● **Prompt**
Give back the full listing, character for character, with no pictures.

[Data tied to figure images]
## START
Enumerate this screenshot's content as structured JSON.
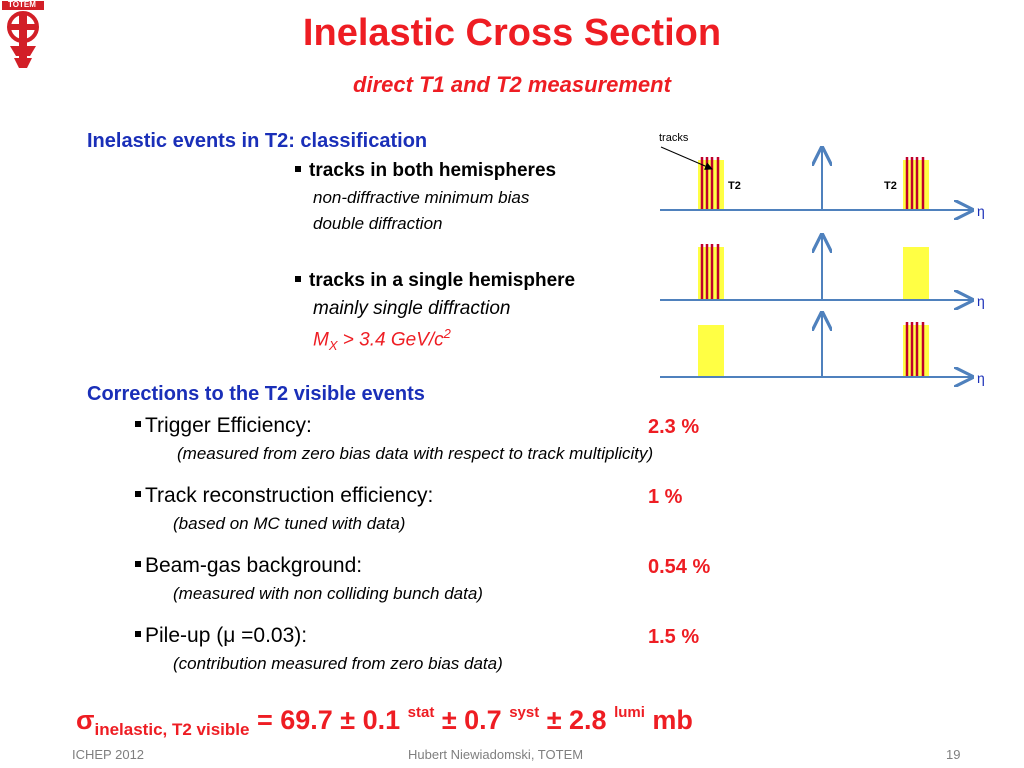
{
  "slide": {
    "title": "Inelastic Cross Section",
    "subtitle": "direct T1 and T2 measurement",
    "logo_text": "TOTEM"
  },
  "classification": {
    "heading": "Inelastic events in T2: classification",
    "items": [
      {
        "label": "tracks in both hemispheres",
        "lines": [
          "non-diffractive minimum bias",
          "double diffraction"
        ]
      },
      {
        "label": "tracks in a single hemisphere",
        "lines": [
          "mainly single diffraction"
        ],
        "mass_pre": "M",
        "mass_sub": "X",
        "mass_mid": " > 3.4 GeV/c",
        "mass_sup": "2"
      }
    ]
  },
  "diagram": {
    "tracks_label": "tracks",
    "detector_label": "T2",
    "axis_label": "η",
    "colors": {
      "track": "#c0002a",
      "detector": "#ffff44",
      "axis": "#4f81bd"
    },
    "rows": [
      {
        "left_tracks": true,
        "right_tracks": true
      },
      {
        "left_tracks": true,
        "right_tracks": false
      },
      {
        "left_tracks": false,
        "right_tracks": true
      }
    ]
  },
  "corrections": {
    "heading": "Corrections to the T2 visible events",
    "items": [
      {
        "label": "Trigger Efficiency:",
        "value": "2.3 %",
        "note": "(measured from zero bias data with respect to track multiplicity)"
      },
      {
        "label": "Track reconstruction efficiency:",
        "value": "1 %",
        "note": "(based on MC tuned with data)"
      },
      {
        "label": "Beam-gas background:",
        "value": "0.54 %",
        "note": "(measured with non colliding bunch data)"
      },
      {
        "label": "Pile-up (μ =0.03):",
        "value": "1.5 %",
        "note": "(contribution measured from zero bias data)"
      }
    ]
  },
  "result": {
    "sigma": "σ",
    "subscript": "inelastic, T2 visible",
    "value": " = 69.7 ± 0.1 ",
    "stat": "stat",
    "syst_part": " ± 0.7 ",
    "syst": "syst",
    "lumi_part": " ± 2.8 ",
    "lumi": "lumi",
    "unit": " mb"
  },
  "footer": {
    "left": "ICHEP 2012",
    "center": "Hubert Niewiadomski, TOTEM",
    "page": "19"
  }
}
## END
● **The answer**
Enumerate this screenshot's content as structured JSON.
{
  "slide": {
    "title": "Inelastic Cross Section",
    "subtitle": "direct T1 and T2 measurement",
    "logo_text": "TOTEM"
  },
  "classification": {
    "heading": "Inelastic events in T2: classification",
    "items": [
      {
        "label": "tracks in both hemispheres",
        "lines": [
          "non-diffractive minimum bias",
          "double diffraction"
        ]
      },
      {
        "label": "tracks in a single hemisphere",
        "lines": [
          "mainly single diffraction"
        ],
        "mass_pre": "M",
        "mass_sub": "X",
        "mass_mid": " > 3.4 GeV/c",
        "mass_sup": "2"
      }
    ]
  },
  "diagram": {
    "tracks_label": "tracks",
    "detector_label": "T2",
    "axis_label": "η",
    "colors": {
      "track": "#c0002a",
      "detector": "#ffff44",
      "axis": "#4f81bd"
    },
    "rows": [
      {
        "left_tracks": true,
        "right_tracks": true
      },
      {
        "left_tracks": true,
        "right_tracks": false
      },
      {
        "left_tracks": false,
        "right_tracks": true
      }
    ]
  },
  "corrections": {
    "heading": "Corrections to the T2 visible events",
    "items": [
      {
        "label": "Trigger Efficiency:",
        "value": "2.3 %",
        "note": "(measured from zero bias data with respect to track multiplicity)"
      },
      {
        "label": "Track reconstruction efficiency:",
        "value": "1 %",
        "note": "(based on MC tuned with data)"
      },
      {
        "label": "Beam-gas background:",
        "value": "0.54 %",
        "note": "(measured with non colliding bunch data)"
      },
      {
        "label": "Pile-up (μ =0.03):",
        "value": "1.5 %",
        "note": "(contribution measured from zero bias data)"
      }
    ]
  },
  "result": {
    "sigma": "σ",
    "subscript": "inelastic, T2 visible",
    "value": " = 69.7 ± 0.1 ",
    "stat": "stat",
    "syst_part": " ± 0.7 ",
    "syst": "syst",
    "lumi_part": " ± 2.8 ",
    "lumi": "lumi",
    "unit": " mb"
  },
  "footer": {
    "left": "ICHEP 2012",
    "center": "Hubert Niewiadomski, TOTEM",
    "page": "19"
  }
}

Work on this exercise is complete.